# Problem to solve:
Check each line of the records below for the word "this" and copy those where it appears.

## start Data provided

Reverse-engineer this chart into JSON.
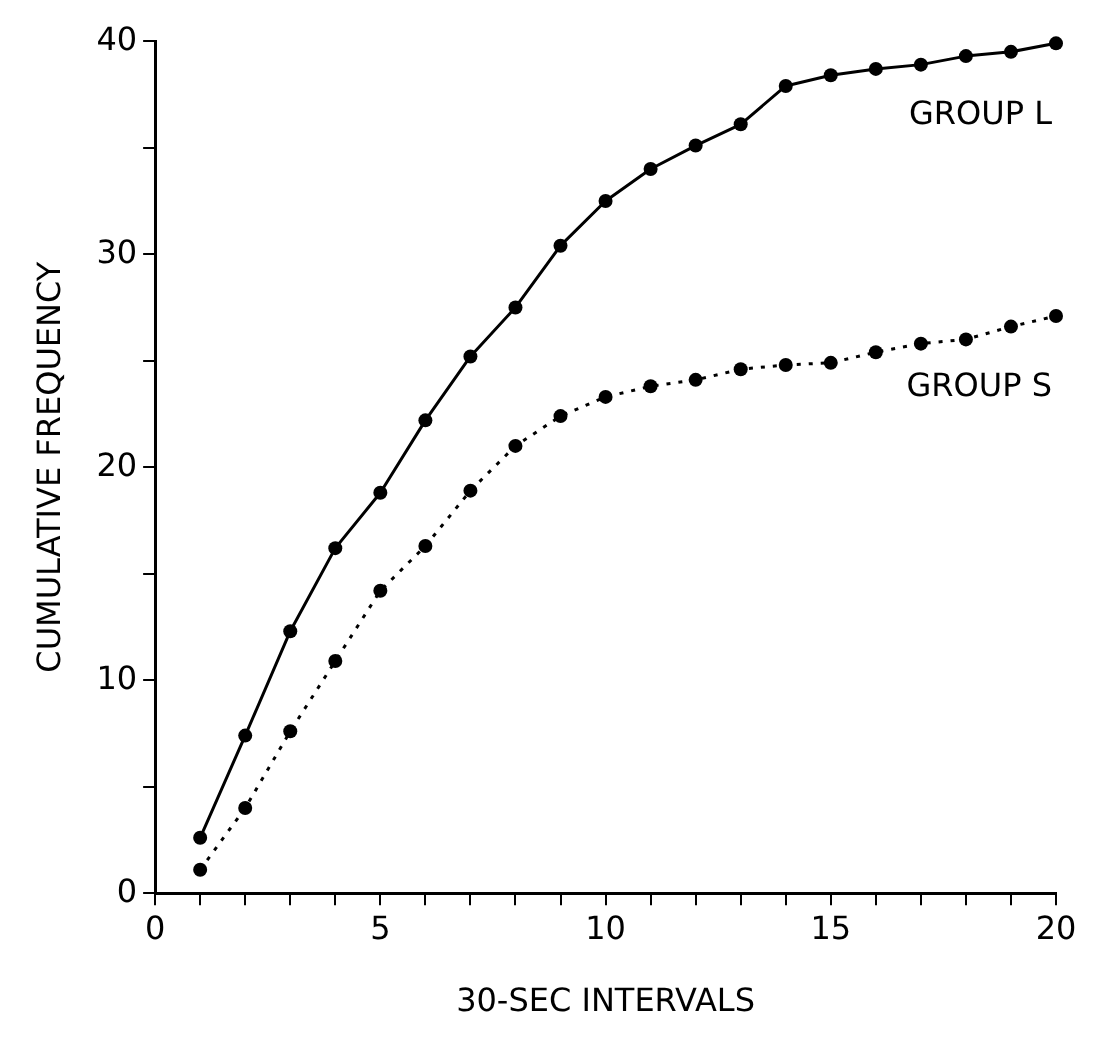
{
  "chart_data": {
    "type": "line",
    "xlabel": "30-SEC INTERVALS",
    "ylabel": "CUMULATIVE FREQUENCY",
    "x": [
      1,
      2,
      3,
      4,
      5,
      6,
      7,
      8,
      9,
      10,
      11,
      12,
      13,
      14,
      15,
      16,
      17,
      18,
      19,
      20
    ],
    "series": [
      {
        "name": "GROUP L",
        "color": "#000000",
        "line_style": "solid",
        "values": [
          2.6,
          7.4,
          12.3,
          16.2,
          18.8,
          22.2,
          25.2,
          27.5,
          30.4,
          32.5,
          34.0,
          35.1,
          36.1,
          37.9,
          38.4,
          38.7,
          38.9,
          39.3,
          39.5,
          39.9
        ]
      },
      {
        "name": "GROUP S",
        "color": "#000000",
        "line_style": "dotted",
        "values": [
          1.1,
          4.0,
          7.6,
          10.9,
          14.2,
          16.3,
          18.9,
          21.0,
          22.4,
          23.3,
          23.8,
          24.1,
          24.6,
          24.8,
          24.9,
          25.4,
          25.8,
          26.0,
          26.6,
          27.1
        ]
      }
    ],
    "xlim": [
      0,
      20
    ],
    "xticks": [
      0,
      {
        "value": 1,
        "label": null
      },
      {
        "value": 2,
        "label": null
      },
      {
        "value": 3,
        "label": null
      },
      {
        "value": 4,
        "label": null
      },
      5,
      {
        "value": 6,
        "label": null
      },
      {
        "value": 7,
        "label": null
      },
      {
        "value": 8,
        "label": null
      },
      {
        "value": 9,
        "label": null
      },
      10,
      {
        "value": 11,
        "label": null
      },
      {
        "value": 12,
        "label": null
      },
      {
        "value": 13,
        "label": null
      },
      {
        "value": 14,
        "label": null
      },
      15,
      {
        "value": 16,
        "label": null
      },
      {
        "value": 17,
        "label": null
      },
      {
        "value": 18,
        "label": null
      },
      {
        "value": 19,
        "label": null
      },
      20
    ],
    "ylim": [
      0,
      40
    ],
    "yticks": [
      0,
      {
        "value": 5,
        "label": null
      },
      10,
      {
        "value": 15,
        "label": null
      },
      20,
      {
        "value": 25,
        "label": null
      },
      30,
      {
        "value": 35,
        "label": null
      },
      40
    ],
    "marker": "circle",
    "grid": false,
    "legend": false
  }
}
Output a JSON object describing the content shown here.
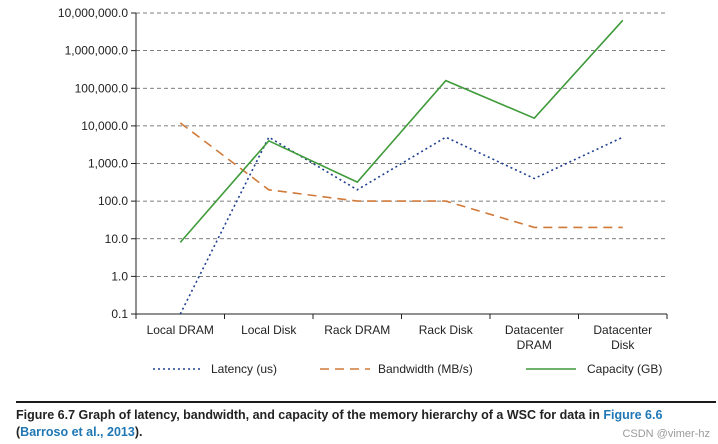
{
  "chart_data": {
    "type": "line",
    "title": "",
    "xlabel": "",
    "ylabel": "",
    "yscale": "log",
    "ylim": [
      0.1,
      10000000.0
    ],
    "grid": "horizontal dashed",
    "y_ticks": [
      {
        "value": 0.1,
        "label": "0.1"
      },
      {
        "value": 1,
        "label": "1.0"
      },
      {
        "value": 10,
        "label": "10.0"
      },
      {
        "value": 100,
        "label": "100.0"
      },
      {
        "value": 1000,
        "label": "1,000.0"
      },
      {
        "value": 10000,
        "label": "10,000.0"
      },
      {
        "value": 100000,
        "label": "100,000.0"
      },
      {
        "value": 1000000,
        "label": "1,000,000.0"
      },
      {
        "value": 10000000,
        "label": "10,000,000.0"
      }
    ],
    "categories": [
      [
        "Local DRAM"
      ],
      [
        "Local Disk"
      ],
      [
        "Rack DRAM"
      ],
      [
        "Rack Disk"
      ],
      [
        "Datacenter",
        "DRAM"
      ],
      [
        "Datacenter",
        "Disk"
      ]
    ],
    "series": [
      {
        "name": "Latency (us)",
        "color": "#1f3f8f",
        "style": "dotted",
        "values": [
          0.1,
          5000,
          200,
          5000,
          400,
          5000
        ]
      },
      {
        "name": "Bandwidth (MB/s)",
        "color": "#d07a3a",
        "style": "dashed",
        "values": [
          12000,
          200,
          100,
          100,
          20,
          20
        ]
      },
      {
        "name": "Capacity (GB)",
        "color": "#3f9a3a",
        "style": "solid",
        "values": [
          8,
          4000,
          320,
          160000,
          16000,
          6400000
        ]
      }
    ],
    "legend_position": "bottom"
  },
  "caption": {
    "lead": "Figure 6.7",
    "text": "  Graph of latency, bandwidth, and capacity of the memory hierarchy of a WSC for data in ",
    "fig_ref": "Figure 6.6",
    "open_paren": "(",
    "cite_ref": "Barroso et al., 2013",
    "close": ")."
  },
  "watermark": "CSDN @vimer-hz"
}
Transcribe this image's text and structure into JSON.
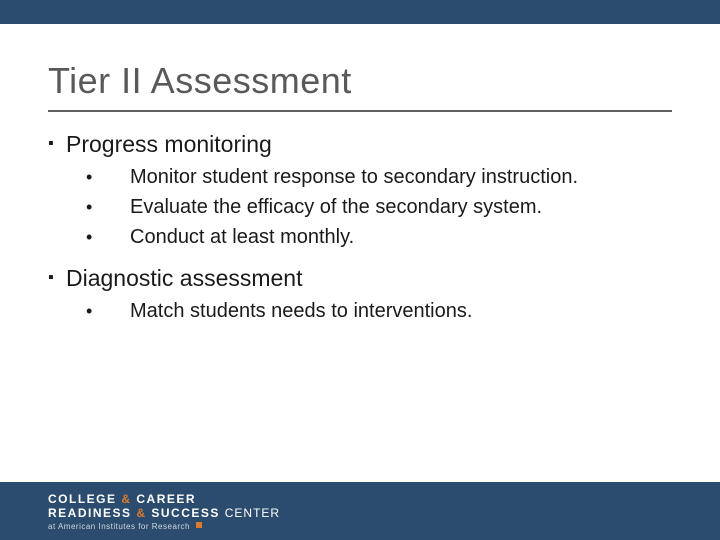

## end Data provided

# Result:
Reverse-engineer this chart into JSON.
Transcribe this image's text and structure into JSON.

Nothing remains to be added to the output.